■ Stated task: Copy the lines verbatim, from the one containing "chevron-down-icon bbox=[471, 884, 495, 898]" through the one containing "message-time: 19:04 bbox=[84, 529, 120, 545]", with both of those lines included.

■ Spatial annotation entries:

[start]

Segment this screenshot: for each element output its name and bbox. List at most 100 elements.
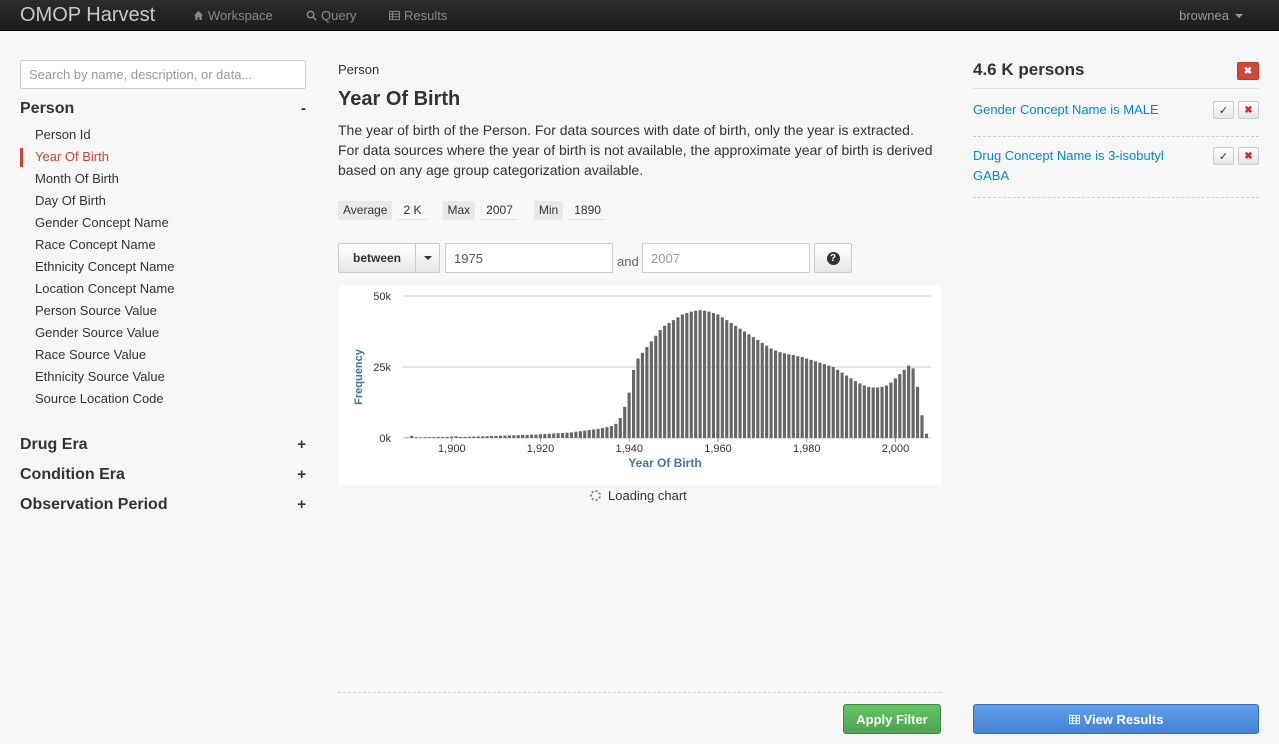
histogram-bar [436, 437, 440, 438]
search-input[interactable] [20, 60, 306, 89]
loading-text: Loading chart [608, 488, 687, 503]
histogram-bar [498, 435, 503, 438]
histogram-bar [742, 331, 747, 438]
field-year-of-birth[interactable]: Year Of Birth [20, 146, 306, 168]
operator-dropdown-toggle[interactable] [415, 244, 439, 272]
histogram-bar [521, 435, 525, 438]
range-high-input[interactable] [642, 243, 810, 273]
field-race-source-value[interactable]: Race Source Value [20, 344, 306, 366]
histogram-bar [676, 317, 680, 438]
histogram-bar [419, 437, 423, 438]
category-observation-period[interactable]: Observation Period + [20, 496, 306, 514]
context-item-text[interactable]: Gender Concept Name is MALE [973, 100, 1193, 120]
home-icon [193, 10, 204, 21]
histogram-bar [538, 434, 542, 438]
expand-toggle[interactable]: + [297, 466, 306, 483]
histogram-bar [476, 436, 480, 438]
histogram-bar [490, 436, 494, 438]
histogram-bar [809, 359, 813, 438]
y-tick-label: 50k [373, 291, 391, 303]
brand-title[interactable]: OMOP Harvest [20, 4, 155, 27]
field-gender-concept-name[interactable]: Gender Concept Name [20, 212, 306, 234]
histogram-bar [516, 435, 520, 438]
histogram-bar [543, 434, 547, 438]
histogram-bar [702, 310, 707, 438]
histogram-bar [915, 386, 920, 438]
collapse-toggle[interactable]: - [301, 100, 306, 117]
search-icon [306, 10, 317, 21]
nav-results[interactable]: Results [389, 8, 447, 23]
operator-label: between [352, 251, 401, 265]
histogram-bar [889, 382, 893, 438]
histogram-bar [565, 432, 569, 438]
stat-average-label: Average [338, 201, 393, 220]
apply-filter-button[interactable]: Apply Filter [843, 704, 941, 734]
field-list: Person Id Year Of Birth Month Of Birth D… [20, 124, 306, 410]
histogram-bar [410, 435, 414, 438]
field-location-concept-name[interactable]: Location Concept Name [20, 278, 306, 300]
field-gender-source-value[interactable]: Gender Source Value [20, 322, 306, 344]
histogram-bar [893, 378, 897, 438]
category-person[interactable]: Person - [20, 100, 306, 118]
view-results-button[interactable]: View Results [973, 704, 1259, 734]
field-day-of-birth[interactable]: Day Of Birth [20, 190, 306, 212]
histogram-bar [920, 415, 924, 438]
field-description: The year of birth of the Person. For dat… [338, 122, 933, 178]
histogram-bar [898, 374, 902, 438]
histogram-bar [858, 383, 862, 438]
context-item-text[interactable]: Drug Concept Name is 3-isobutyl GABA [973, 146, 1173, 186]
enable-toggle-button[interactable]: ✓ [1213, 101, 1234, 119]
user-menu[interactable]: brownea [1179, 8, 1243, 23]
field-ethnicity-source-value[interactable]: Ethnicity Source Value [20, 366, 306, 388]
help-button[interactable]: ? [814, 243, 852, 273]
x-tick-label: 1,900 [438, 443, 466, 455]
field-source-location-code[interactable]: Source Location Code [20, 388, 306, 410]
histogram-bar [738, 328, 742, 438]
histogram-bar [716, 314, 720, 438]
remove-button[interactable]: ✖ [1238, 101, 1259, 119]
histogram-bar [827, 365, 831, 438]
range-low-input[interactable] [445, 243, 613, 273]
stat-average-value: 2 K [398, 201, 427, 220]
histogram-bar [751, 337, 755, 438]
histogram-bar [654, 335, 658, 438]
expand-toggle[interactable]: + [297, 436, 306, 453]
histogram-bar [587, 430, 591, 438]
histogram-bar [911, 368, 915, 438]
field-race-concept-name[interactable]: Race Concept Name [20, 234, 306, 256]
histogram-bar [862, 385, 866, 438]
operator-select[interactable]: between [338, 243, 440, 273]
histogram-bar [627, 392, 631, 438]
field-person-id[interactable]: Person Id [20, 124, 306, 146]
enable-toggle-button[interactable]: ✓ [1213, 147, 1234, 165]
field-person-source-value[interactable]: Person Source Value [20, 300, 306, 322]
histogram-bar [445, 436, 449, 438]
table-icon [1068, 714, 1080, 724]
nav-workspace[interactable]: Workspace [193, 8, 273, 23]
clear-all-button[interactable]: ✖ [1237, 62, 1259, 80]
category-condition-era-label: Condition Era [20, 466, 125, 483]
stat-min-label: Min [533, 201, 564, 220]
nav-query[interactable]: Query [306, 8, 356, 23]
x-tick-label: 1,980 [793, 443, 821, 455]
breadcrumb[interactable]: Person [338, 62, 379, 77]
histogram-bar [787, 354, 791, 438]
category-condition-era[interactable]: Condition Era + [20, 466, 306, 484]
histogram-bar [685, 313, 689, 438]
histogram-bar [796, 356, 800, 438]
stat-max-value: 2007 [481, 201, 518, 220]
histogram-bar [880, 386, 884, 438]
histogram-bar [405, 437, 409, 438]
histogram-bar [427, 437, 432, 438]
expand-toggle[interactable]: + [297, 496, 306, 513]
field-ethnicity-concept-name[interactable]: Ethnicity Concept Name [20, 256, 306, 278]
category-drug-era[interactable]: Drug Era + [20, 436, 306, 454]
histogram-bar [663, 325, 667, 438]
histogram-bar [441, 436, 445, 438]
histogram-bar [561, 432, 565, 438]
category-drug-era-label: Drug Era [20, 436, 88, 453]
remove-button[interactable]: ✖ [1238, 147, 1259, 165]
histogram-bar [711, 313, 716, 438]
histogram-bar [729, 322, 733, 438]
field-month-of-birth[interactable]: Month Of Birth [20, 168, 306, 190]
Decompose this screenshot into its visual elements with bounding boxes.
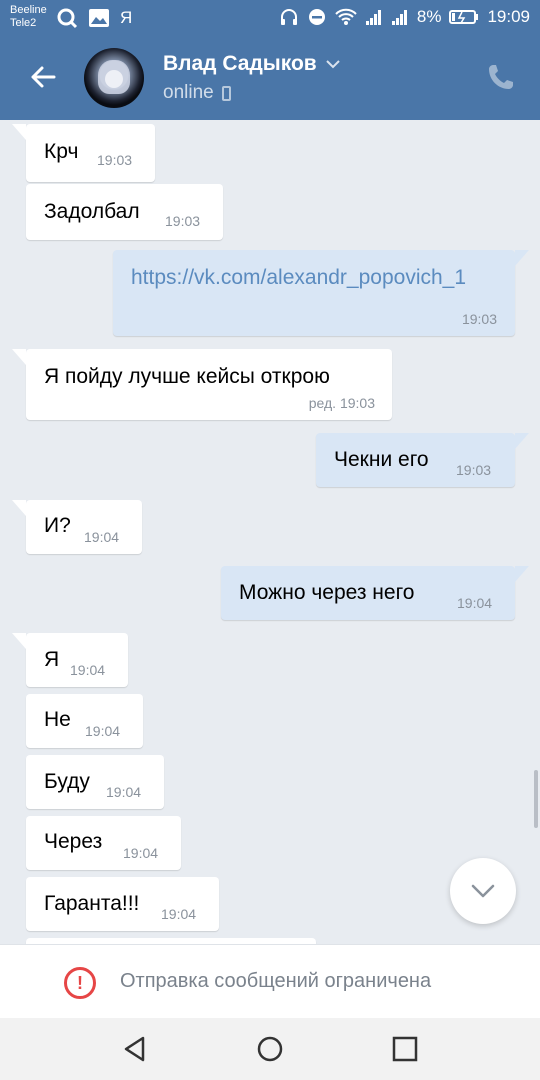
chevron-down-icon bbox=[471, 884, 495, 898]
message-text: Крч bbox=[44, 140, 79, 163]
avatar[interactable] bbox=[84, 48, 144, 108]
message-text: Гаранта!!! bbox=[44, 892, 140, 915]
message-bubble-incoming[interactable]: Гаранта!!! 19:04 bbox=[26, 877, 219, 931]
message-link[interactable]: https://vk.com/alexandr_popovich_1 bbox=[131, 262, 501, 293]
message-text: Через bbox=[44, 830, 103, 853]
restriction-text: Отправка сообщений ограничена bbox=[120, 970, 432, 992]
message-list[interactable]: Крч 19:03 Задолбал 19:03 https://vk.com/… bbox=[0, 120, 540, 944]
message-bubble-incoming[interactable]: Через 19:04 bbox=[26, 816, 181, 870]
mobile-device-icon bbox=[221, 85, 231, 101]
message-time: 19:04 bbox=[84, 529, 120, 545]
scroll-to-bottom-button[interactable] bbox=[450, 858, 516, 924]
carrier-1: Beeline bbox=[10, 4, 47, 16]
back-arrow-icon[interactable] bbox=[28, 62, 58, 92]
carrier-2: Tele2 bbox=[10, 17, 37, 29]
message-bubble-incoming[interactable]: Не 19:04 bbox=[26, 694, 143, 748]
battery-percent: 8% bbox=[416, 7, 442, 26]
message-text: Чекни его bbox=[334, 448, 429, 471]
message-text: Можно через него bbox=[239, 581, 415, 604]
message-text: И? bbox=[44, 514, 71, 537]
chat-header: Влад Садыков online bbox=[0, 36, 540, 120]
message-bubble-outgoing[interactable]: Чекни его 19:03 bbox=[316, 433, 529, 487]
signal-icon bbox=[391, 10, 407, 25]
message-bubble-incoming[interactable]: И? 19:04 bbox=[12, 500, 142, 554]
q-app-icon bbox=[57, 8, 78, 29]
recents-square-icon[interactable] bbox=[391, 1035, 419, 1063]
message-bubble-incoming[interactable]: Я 19:04 bbox=[12, 633, 128, 687]
message-bubble-incoming[interactable]: Задолбал 19:03 bbox=[26, 184, 223, 240]
signal-icon bbox=[365, 10, 381, 25]
contact-status-row: online bbox=[163, 82, 231, 104]
dnd-icon bbox=[308, 9, 325, 25]
avatar-face bbox=[105, 70, 123, 88]
message-time: 19:03 bbox=[456, 462, 492, 478]
back-triangle-icon[interactable] bbox=[121, 1035, 149, 1063]
contact-name: Влад Садыков bbox=[163, 52, 317, 75]
message-bubble-incoming[interactable]: Буду 19:04 bbox=[26, 755, 164, 809]
clock: 19:09 bbox=[487, 7, 530, 26]
message-time: 19:04 bbox=[70, 662, 106, 678]
message-time: 19:04 bbox=[161, 906, 197, 922]
home-circle-icon[interactable] bbox=[256, 1035, 284, 1063]
status-bar: Beeline Tele2 Я 8% 19:09 bbox=[0, 0, 540, 36]
battery-icon bbox=[449, 10, 479, 24]
gallery-icon bbox=[89, 9, 109, 27]
message-text: Я пойду лучше кейсы открою bbox=[44, 365, 330, 388]
chevron-down-icon bbox=[325, 60, 340, 69]
message-bubble-incoming[interactable]: Я пойду лучше кейсы открою ред. 19:03 bbox=[12, 349, 392, 420]
carrier-labels: Beeline Tele2 bbox=[10, 4, 47, 30]
message-text: Задолбал bbox=[44, 200, 140, 223]
message-bubble-outgoing[interactable]: https://vk.com/alexandr_popovich_1 19:03 bbox=[113, 250, 529, 336]
exclamation-circle-icon: ! bbox=[64, 967, 96, 999]
message-bubble-outgoing[interactable]: Можно через него 19:04 bbox=[221, 566, 529, 620]
contact-name-row[interactable]: Влад Садыков bbox=[163, 52, 341, 76]
contact-status: online bbox=[163, 82, 214, 103]
headphones-icon bbox=[280, 9, 297, 25]
message-text: Я bbox=[44, 648, 60, 671]
message-time: 19:03 bbox=[165, 213, 201, 229]
wifi-icon bbox=[335, 8, 357, 25]
message-text: Буду bbox=[44, 770, 90, 793]
message-time: 19:04 bbox=[123, 845, 159, 861]
system-nav-bar bbox=[0, 1018, 540, 1080]
messaging-restricted-bar: ! Отправка сообщений ограничена bbox=[0, 944, 540, 1018]
message-time: 19:03 bbox=[97, 152, 133, 168]
message-time: 19:04 bbox=[106, 784, 142, 800]
message-time: ред. 19:03 bbox=[308, 395, 375, 411]
message-time: 19:04 bbox=[85, 723, 121, 739]
message-bubble-incoming[interactable]: Крч 19:03 bbox=[12, 124, 155, 182]
scrollbar-thumb[interactable] bbox=[534, 770, 538, 828]
yandex-icon: Я bbox=[120, 8, 133, 27]
phone-call-icon[interactable] bbox=[486, 62, 516, 92]
message-text: Не bbox=[44, 708, 71, 731]
message-time: 19:04 bbox=[457, 595, 493, 611]
message-time: 19:03 bbox=[461, 311, 497, 327]
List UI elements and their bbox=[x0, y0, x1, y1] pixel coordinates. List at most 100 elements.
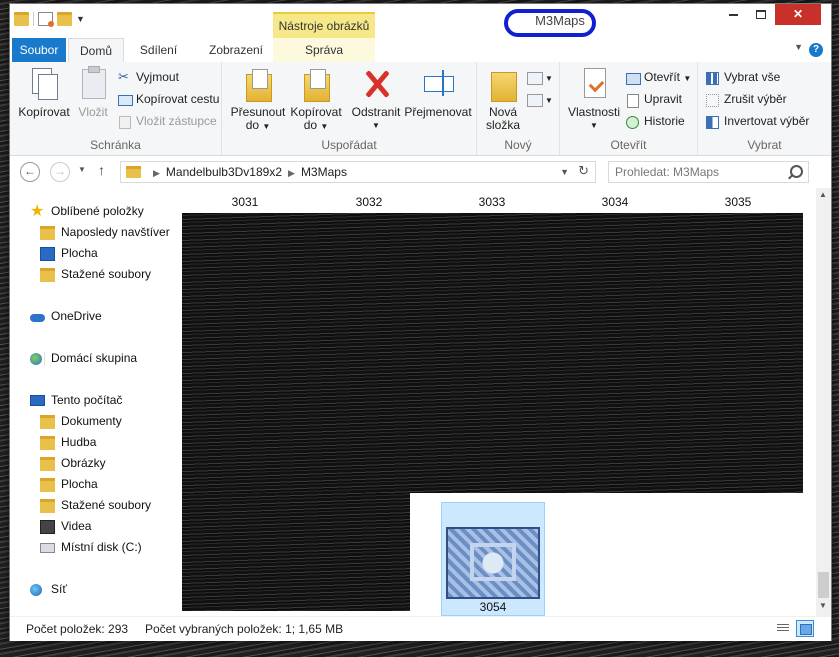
easy-access-icon bbox=[527, 93, 543, 107]
thumbnail-grid[interactable] bbox=[182, 213, 803, 493]
nav-item-downloads[interactable]: Stažené soubory bbox=[40, 264, 151, 284]
rename-icon bbox=[422, 66, 454, 102]
address-bar[interactable]: ▶ Mandelbulb3Dv189x2 ▶ M3Maps ▼ ↻ bbox=[120, 161, 596, 183]
nav-item-desktop-pc[interactable]: Plocha bbox=[40, 474, 98, 494]
open-button[interactable]: Otevřít ▼ bbox=[626, 68, 691, 86]
breadcrumb-item[interactable]: M3Maps bbox=[301, 165, 347, 179]
search-input[interactable]: Prohledat: M3Maps bbox=[608, 161, 809, 183]
address-dropdown-icon[interactable]: ▼ bbox=[560, 162, 569, 182]
selected-file-item[interactable]: 3054 bbox=[441, 502, 545, 616]
copy-path-label: Kopírovat cestu bbox=[136, 92, 220, 106]
new-folder-icon[interactable] bbox=[57, 12, 72, 26]
nav-item-label: Plocha bbox=[61, 246, 98, 260]
properties-icon[interactable] bbox=[38, 12, 54, 27]
help-icon[interactable]: ? bbox=[809, 43, 823, 57]
minimize-icon bbox=[728, 13, 738, 16]
nav-item-onedrive[interactable]: OneDrive bbox=[30, 306, 102, 326]
copy-to-button[interactable]: Kopírovat do ▼ bbox=[286, 66, 346, 133]
organize-group-label: Uspořádat bbox=[321, 138, 377, 152]
delete-button[interactable]: Odstranit ▼ bbox=[348, 66, 404, 132]
new-group: Nová složka ▼ ▼ Nový bbox=[477, 62, 560, 155]
breadcrumb-item[interactable]: Mandelbulb3Dv189x2 bbox=[166, 165, 282, 179]
item-label[interactable]: 3031 bbox=[210, 195, 280, 209]
tab-home[interactable]: Domů bbox=[68, 38, 124, 63]
paste-label: Vložit bbox=[78, 105, 108, 119]
select-all-button[interactable]: Vybrat vše bbox=[706, 68, 780, 86]
nav-item-this-pc[interactable]: Tento počítač bbox=[30, 390, 122, 410]
item-label[interactable]: 3032 bbox=[334, 195, 404, 209]
maximize-icon bbox=[756, 10, 766, 20]
easy-access-button[interactable]: ▼ bbox=[527, 90, 553, 108]
navigation-pane: Oblíbené položky Naposledy navštíver Plo… bbox=[10, 194, 178, 614]
move-to-sublabel: do bbox=[245, 118, 260, 132]
invert-selection-button[interactable]: Invertovat výběr bbox=[706, 112, 809, 130]
paste-shortcut-button[interactable]: Vložit zástupce bbox=[118, 112, 217, 130]
nav-item-local-disk[interactable]: Místní disk (C:) bbox=[40, 537, 142, 557]
copy-path-button[interactable]: Kopírovat cestu bbox=[118, 90, 219, 108]
tab-manage[interactable]: Správa bbox=[273, 38, 375, 62]
close-button[interactable]: ✕ bbox=[775, 4, 821, 25]
nav-item-videos[interactable]: Videa bbox=[40, 516, 91, 536]
nav-item-pictures[interactable]: Obrázky bbox=[40, 453, 106, 473]
recent-locations-icon[interactable]: ▼ bbox=[78, 165, 86, 174]
navigation-bar: ← → ▼ ↑ ▶ Mandelbulb3Dv189x2 ▶ M3Maps ▼ ↻ P… bbox=[10, 156, 831, 188]
tab-view[interactable]: Zobrazení bbox=[196, 38, 276, 62]
rename-button[interactable]: Přejmenovat bbox=[402, 66, 474, 119]
properties-button[interactable]: Vlastnosti ▼ bbox=[564, 66, 624, 132]
copy-button[interactable]: Kopírovat bbox=[16, 66, 72, 119]
new-folder-icon bbox=[487, 66, 519, 102]
nav-item-network[interactable]: Síť bbox=[30, 579, 67, 599]
nav-item-desktop[interactable]: Plocha bbox=[40, 243, 98, 263]
back-button[interactable]: ← bbox=[20, 162, 40, 182]
nav-item-label: Videa bbox=[61, 519, 92, 533]
maximize-button[interactable] bbox=[747, 4, 775, 25]
details-view-icon[interactable] bbox=[774, 620, 792, 637]
chevron-right-icon[interactable]: ▶ bbox=[288, 168, 295, 178]
new-item-button[interactable]: ▼ bbox=[527, 68, 553, 86]
copy-to-arrow-icon: ▼ bbox=[320, 122, 329, 131]
select-none-button[interactable]: Zrušit výběr bbox=[706, 90, 787, 108]
forward-button[interactable]: → bbox=[50, 162, 70, 182]
up-button[interactable]: ↑ bbox=[98, 162, 105, 178]
search-icon[interactable] bbox=[790, 165, 803, 178]
nav-item-recent[interactable]: Naposledy navštíver bbox=[40, 222, 170, 242]
tab-share[interactable]: Sdílení bbox=[126, 38, 191, 62]
edit-button[interactable]: Upravit bbox=[626, 90, 682, 108]
refresh-icon[interactable]: ↻ bbox=[578, 162, 589, 182]
cloud-icon bbox=[30, 310, 45, 324]
nav-item-downloads-pc[interactable]: Stažené soubory bbox=[40, 495, 151, 515]
history-button[interactable]: Historie bbox=[626, 112, 685, 130]
paste-icon bbox=[77, 66, 109, 102]
scroll-down-icon[interactable]: ▼ bbox=[819, 601, 827, 610]
pictures-icon bbox=[40, 456, 55, 471]
disk-icon bbox=[40, 542, 55, 553]
nav-item-homegroup[interactable]: Domácí skupina bbox=[30, 348, 137, 368]
tab-file[interactable]: Soubor bbox=[12, 38, 66, 62]
qat-dropdown-icon[interactable]: ▼ bbox=[76, 14, 85, 24]
nav-item-music[interactable]: Hudba bbox=[40, 432, 96, 452]
paste-button[interactable]: Vložit bbox=[72, 66, 114, 119]
vertical-scrollbar[interactable]: ▲ ▼ bbox=[816, 188, 831, 616]
chevron-right-icon[interactable]: ▶ bbox=[153, 168, 160, 178]
item-label[interactable]: 3035 bbox=[703, 195, 773, 209]
item-label[interactable]: 3033 bbox=[457, 195, 527, 209]
nav-item-documents[interactable]: Dokumenty bbox=[40, 411, 122, 431]
open-group-label: Otevřít bbox=[610, 138, 647, 152]
chevron-down-icon[interactable]: ▼ bbox=[794, 42, 803, 52]
select-group-label: Vybrat bbox=[747, 138, 782, 152]
new-folder-button[interactable]: Nová složka bbox=[483, 66, 523, 132]
item-label[interactable]: 3034 bbox=[580, 195, 650, 209]
new-item-icon bbox=[527, 71, 543, 85]
scrollbar-thumb[interactable] bbox=[818, 572, 829, 598]
minimize-button[interactable] bbox=[719, 4, 747, 25]
open-label: Otevřít bbox=[644, 70, 681, 84]
move-to-button[interactable]: Přesunout do ▼ bbox=[228, 66, 288, 133]
cut-button[interactable]: Vyjmout bbox=[118, 68, 179, 87]
nav-item-label: Plocha bbox=[61, 477, 98, 491]
scroll-up-icon[interactable]: ▲ bbox=[819, 190, 827, 199]
documents-icon bbox=[40, 414, 55, 429]
recent-places-icon bbox=[40, 225, 55, 240]
large-icons-view-icon[interactable] bbox=[796, 620, 814, 637]
nav-item-favorites[interactable]: Oblíbené položky bbox=[30, 201, 144, 221]
thumbnail-grid[interactable] bbox=[182, 493, 410, 611]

[end]

■ Finished task:
chevron-down-icon bbox=[471, 884, 495, 898]
message-text: Крч bbox=[44, 140, 79, 163]
avatar[interactable] bbox=[84, 48, 144, 108]
message-text: Гаранта!!! bbox=[44, 892, 140, 915]
message-bubble-incoming[interactable]: Гаранта!!! 19:04 bbox=[26, 877, 219, 931]
message-link[interactable]: https://vk.com/alexandr_popovich_1 bbox=[131, 262, 501, 293]
message-text: Через bbox=[44, 830, 103, 853]
restriction-text: Отправка сообщений ограничена bbox=[120, 970, 432, 992]
message-list[interactable]: Крч 19:03 Задолбал 19:03 https://vk.com/… bbox=[0, 120, 540, 944]
message-bubble-incoming[interactable]: Через 19:04 bbox=[26, 816, 181, 870]
mobile-device-icon bbox=[221, 85, 231, 101]
message-time: 19:04 bbox=[84, 529, 120, 545]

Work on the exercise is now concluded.